Problem statement
Return all of the data exactly as written, without the pictures.

Records from a data collection:
▬▬▬▬▬▬▬▬▬▬

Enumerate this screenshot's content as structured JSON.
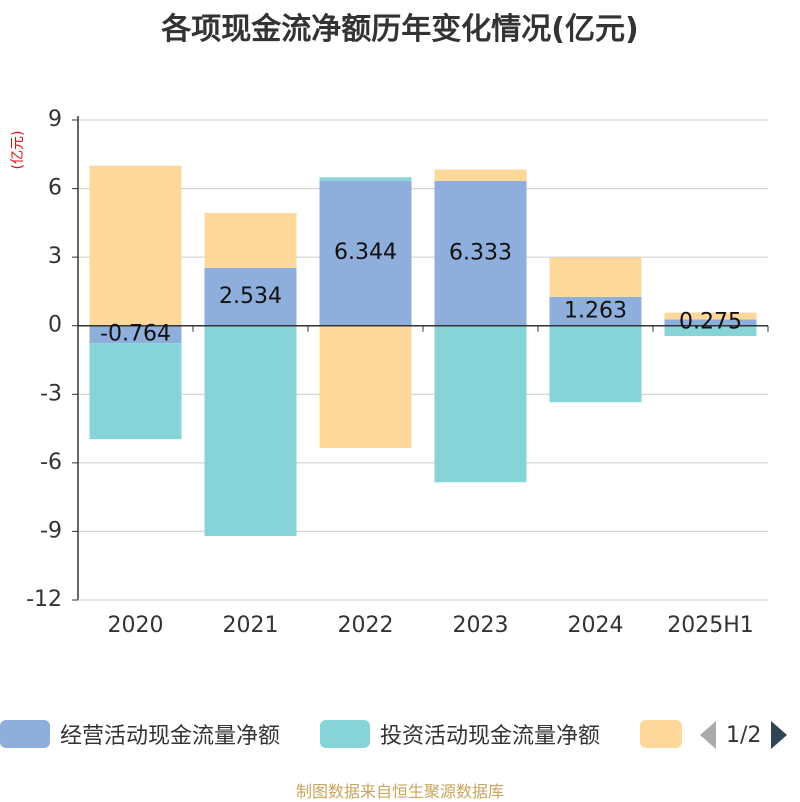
{
  "title": "各项现金流净额历年变化情况(亿元)",
  "source": "制图数据来自恒生聚源数据库",
  "legend": {
    "items": [
      {
        "name": "经营活动现金流量净额",
        "color": "#8eaedc"
      },
      {
        "name": "投资活动现金流量净额",
        "color": "#86d4d8"
      },
      {
        "name": "",
        "color": "#fdd89a"
      }
    ],
    "page": "1/2"
  },
  "chart_data": {
    "type": "bar",
    "stacked": true,
    "unit": "(亿元)",
    "categories": [
      "2020",
      "2021",
      "2022",
      "2023",
      "2024",
      "2025H1"
    ],
    "ylim": [
      -12,
      9
    ],
    "yticks": [
      9,
      6,
      3,
      0,
      -3,
      -6,
      -9,
      -12
    ],
    "grid": true,
    "legend_position": "bottom",
    "series": [
      {
        "name": "经营活动现金流量净额",
        "color": "#8eaedc",
        "values": [
          -0.764,
          2.534,
          6.344,
          6.333,
          1.263,
          0.275
        ],
        "labels": [
          "-0.764",
          "2.534",
          "6.344",
          "6.333",
          "1.263",
          "0.275"
        ]
      },
      {
        "name": "投资活动现金流量净额",
        "color": "#86d4d8",
        "values": [
          -4.2,
          -9.2,
          0.15,
          -6.85,
          -3.35,
          -0.45
        ]
      },
      {
        "color": "#fdd89a",
        "values": [
          7.0,
          2.4,
          -5.35,
          0.5,
          1.72,
          0.3
        ]
      }
    ]
  }
}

▬▬▬▬▬▬▬▬▬▬

Complete output
Enumerate this screenshot's content as structured JSON.
{
  "title": "各项现金流净额历年变化情况(亿元)",
  "source": "制图数据来自恒生聚源数据库",
  "legend": {
    "items": [
      {
        "name": "经营活动现金流量净额",
        "color": "#8eaedc"
      },
      {
        "name": "投资活动现金流量净额",
        "color": "#86d4d8"
      },
      {
        "name": "",
        "color": "#fdd89a"
      }
    ],
    "page": "1/2"
  },
  "chart_data": {
    "type": "bar",
    "stacked": true,
    "unit": "(亿元)",
    "categories": [
      "2020",
      "2021",
      "2022",
      "2023",
      "2024",
      "2025H1"
    ],
    "ylim": [
      -12,
      9
    ],
    "yticks": [
      9,
      6,
      3,
      0,
      -3,
      -6,
      -9,
      -12
    ],
    "grid": true,
    "legend_position": "bottom",
    "series": [
      {
        "name": "经营活动现金流量净额",
        "color": "#8eaedc",
        "values": [
          -0.764,
          2.534,
          6.344,
          6.333,
          1.263,
          0.275
        ],
        "labels": [
          "-0.764",
          "2.534",
          "6.344",
          "6.333",
          "1.263",
          "0.275"
        ]
      },
      {
        "name": "投资活动现金流量净额",
        "color": "#86d4d8",
        "values": [
          -4.2,
          -9.2,
          0.15,
          -6.85,
          -3.35,
          -0.45
        ]
      },
      {
        "color": "#fdd89a",
        "values": [
          7.0,
          2.4,
          -5.35,
          0.5,
          1.72,
          0.3
        ]
      }
    ]
  }
}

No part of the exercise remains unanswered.